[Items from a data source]
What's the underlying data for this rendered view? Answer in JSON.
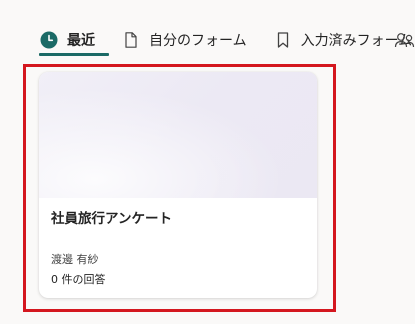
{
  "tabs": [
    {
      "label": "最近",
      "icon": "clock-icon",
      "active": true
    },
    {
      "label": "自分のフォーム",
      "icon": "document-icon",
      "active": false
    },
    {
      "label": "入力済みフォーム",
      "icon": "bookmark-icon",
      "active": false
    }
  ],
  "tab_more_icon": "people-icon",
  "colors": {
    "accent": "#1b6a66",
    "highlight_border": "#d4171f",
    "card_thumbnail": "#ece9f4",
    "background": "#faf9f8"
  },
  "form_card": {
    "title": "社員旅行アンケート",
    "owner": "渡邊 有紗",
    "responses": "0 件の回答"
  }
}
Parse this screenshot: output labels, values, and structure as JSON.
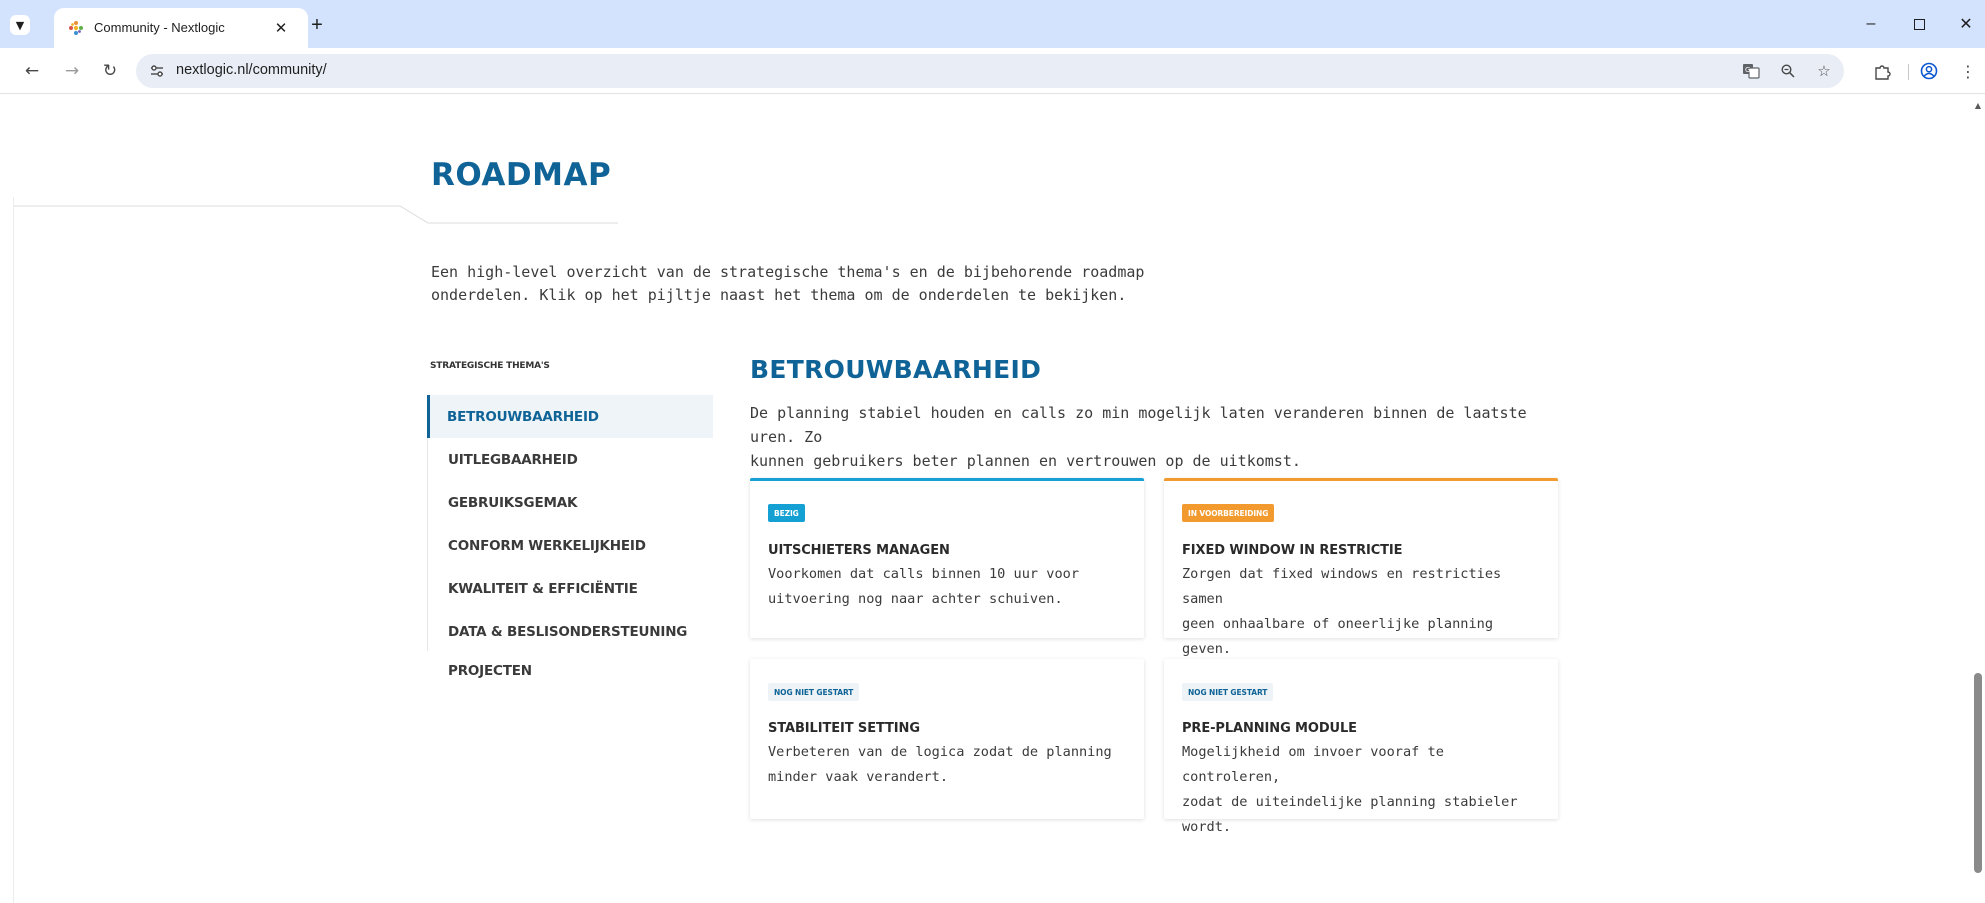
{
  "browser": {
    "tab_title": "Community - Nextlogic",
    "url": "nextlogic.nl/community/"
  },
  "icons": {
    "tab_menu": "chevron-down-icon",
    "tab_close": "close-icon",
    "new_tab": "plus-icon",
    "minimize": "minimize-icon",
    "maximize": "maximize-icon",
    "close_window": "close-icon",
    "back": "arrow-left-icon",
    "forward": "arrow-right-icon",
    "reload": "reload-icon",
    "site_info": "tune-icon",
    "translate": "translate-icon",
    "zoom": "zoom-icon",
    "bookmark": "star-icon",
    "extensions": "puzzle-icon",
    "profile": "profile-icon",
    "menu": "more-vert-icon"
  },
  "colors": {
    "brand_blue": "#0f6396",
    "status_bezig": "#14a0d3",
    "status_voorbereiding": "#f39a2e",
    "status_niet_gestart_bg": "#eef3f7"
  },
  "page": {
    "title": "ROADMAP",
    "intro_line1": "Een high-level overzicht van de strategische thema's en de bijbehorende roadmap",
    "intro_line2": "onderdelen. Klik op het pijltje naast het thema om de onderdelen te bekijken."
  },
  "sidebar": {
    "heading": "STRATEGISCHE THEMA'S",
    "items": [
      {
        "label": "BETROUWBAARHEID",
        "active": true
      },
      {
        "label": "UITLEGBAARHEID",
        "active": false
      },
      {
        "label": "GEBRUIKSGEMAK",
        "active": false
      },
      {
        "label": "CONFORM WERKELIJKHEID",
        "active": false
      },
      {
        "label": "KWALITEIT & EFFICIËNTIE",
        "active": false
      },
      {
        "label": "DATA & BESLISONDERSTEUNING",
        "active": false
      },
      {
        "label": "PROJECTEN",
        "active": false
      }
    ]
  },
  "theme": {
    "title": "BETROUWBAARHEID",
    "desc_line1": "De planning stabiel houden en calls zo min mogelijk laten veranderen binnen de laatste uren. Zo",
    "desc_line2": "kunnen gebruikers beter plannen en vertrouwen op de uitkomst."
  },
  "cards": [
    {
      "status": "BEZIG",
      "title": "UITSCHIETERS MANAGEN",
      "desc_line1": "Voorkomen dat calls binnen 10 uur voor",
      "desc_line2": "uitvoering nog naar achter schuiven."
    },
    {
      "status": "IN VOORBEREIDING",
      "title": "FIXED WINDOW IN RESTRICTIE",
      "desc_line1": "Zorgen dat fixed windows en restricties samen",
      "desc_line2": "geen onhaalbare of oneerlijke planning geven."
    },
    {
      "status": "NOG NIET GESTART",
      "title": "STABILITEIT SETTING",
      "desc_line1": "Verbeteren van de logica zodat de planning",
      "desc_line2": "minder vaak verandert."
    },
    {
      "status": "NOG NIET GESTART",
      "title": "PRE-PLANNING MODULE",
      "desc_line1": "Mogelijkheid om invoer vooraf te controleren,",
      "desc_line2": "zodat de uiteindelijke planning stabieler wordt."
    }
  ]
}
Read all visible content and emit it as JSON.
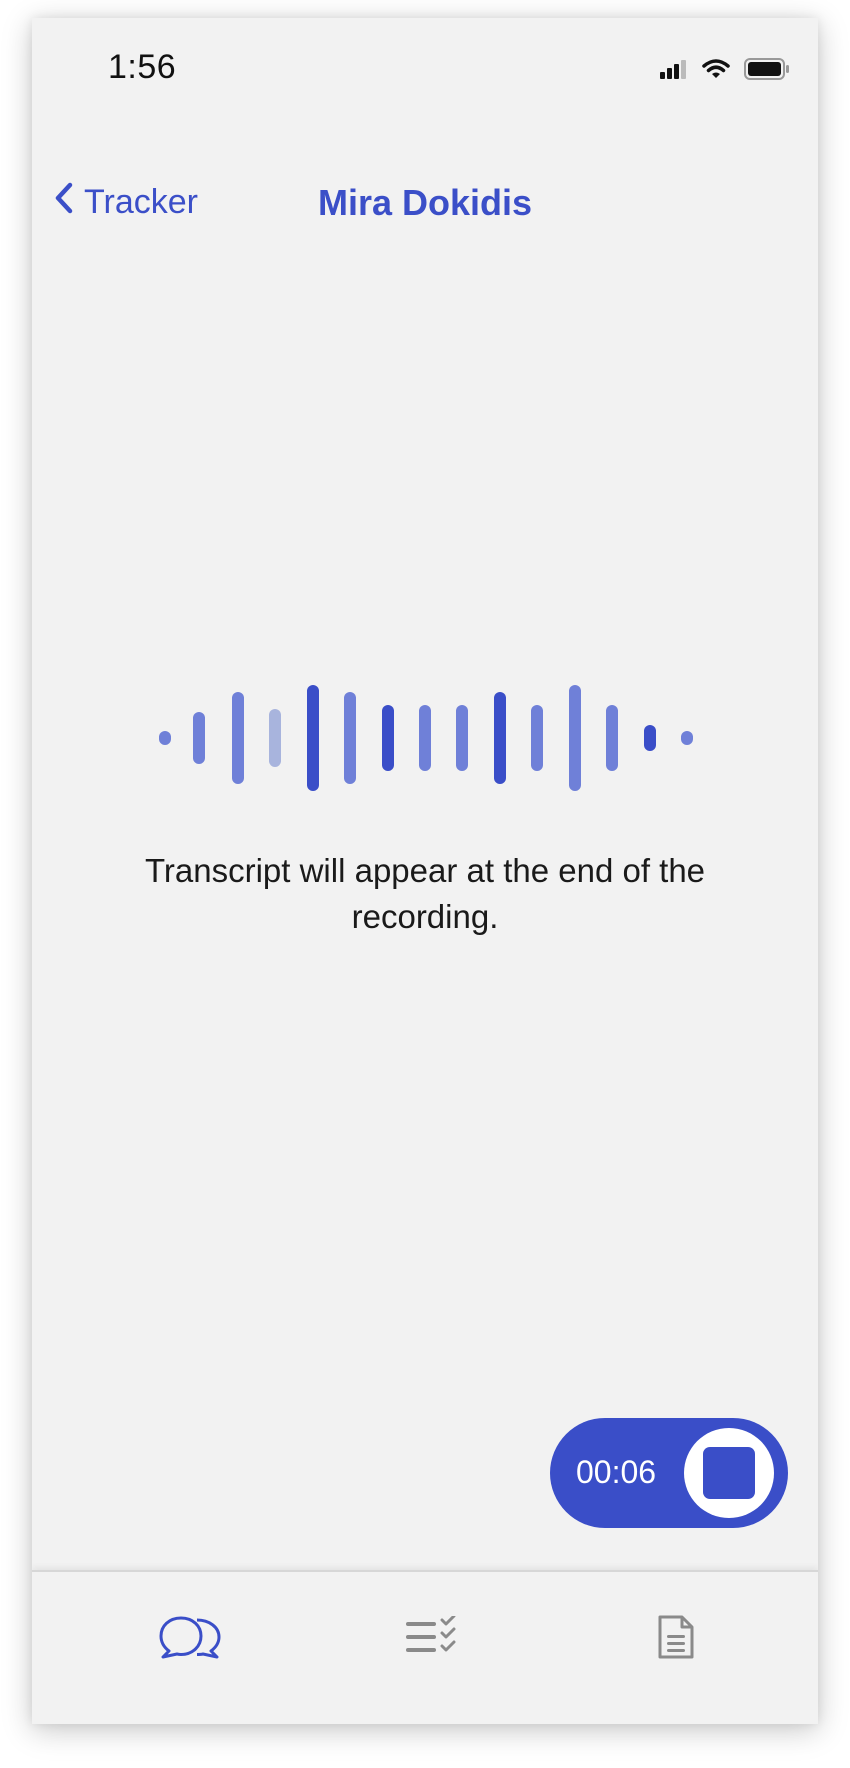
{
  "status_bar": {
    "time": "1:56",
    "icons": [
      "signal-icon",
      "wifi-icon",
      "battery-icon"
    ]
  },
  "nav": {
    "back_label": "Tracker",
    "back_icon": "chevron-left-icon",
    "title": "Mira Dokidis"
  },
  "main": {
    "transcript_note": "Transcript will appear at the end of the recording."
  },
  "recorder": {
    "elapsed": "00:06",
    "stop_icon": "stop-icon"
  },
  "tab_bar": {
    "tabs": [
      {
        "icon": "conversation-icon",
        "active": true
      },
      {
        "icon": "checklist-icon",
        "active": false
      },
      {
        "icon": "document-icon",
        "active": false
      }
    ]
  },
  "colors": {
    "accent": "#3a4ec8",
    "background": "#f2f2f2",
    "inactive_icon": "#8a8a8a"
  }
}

### REQUIREMENT
Only what runs from the line containing "Read all visible content and emit it as JSON." through the end of the entries above should be extracted, exactly and without pictures.

### RESULT FOR THIS TASK
Read all visible content and emit it as JSON.
{
  "status_bar": {
    "time": "1:56",
    "icons": [
      "signal-icon",
      "wifi-icon",
      "battery-icon"
    ]
  },
  "nav": {
    "back_label": "Tracker",
    "back_icon": "chevron-left-icon",
    "title": "Mira Dokidis"
  },
  "main": {
    "transcript_note": "Transcript will appear at the end of the recording."
  },
  "recorder": {
    "elapsed": "00:06",
    "stop_icon": "stop-icon"
  },
  "tab_bar": {
    "tabs": [
      {
        "icon": "conversation-icon",
        "active": true
      },
      {
        "icon": "checklist-icon",
        "active": false
      },
      {
        "icon": "document-icon",
        "active": false
      }
    ]
  },
  "colors": {
    "accent": "#3a4ec8",
    "background": "#f2f2f2",
    "inactive_icon": "#8a8a8a"
  }
}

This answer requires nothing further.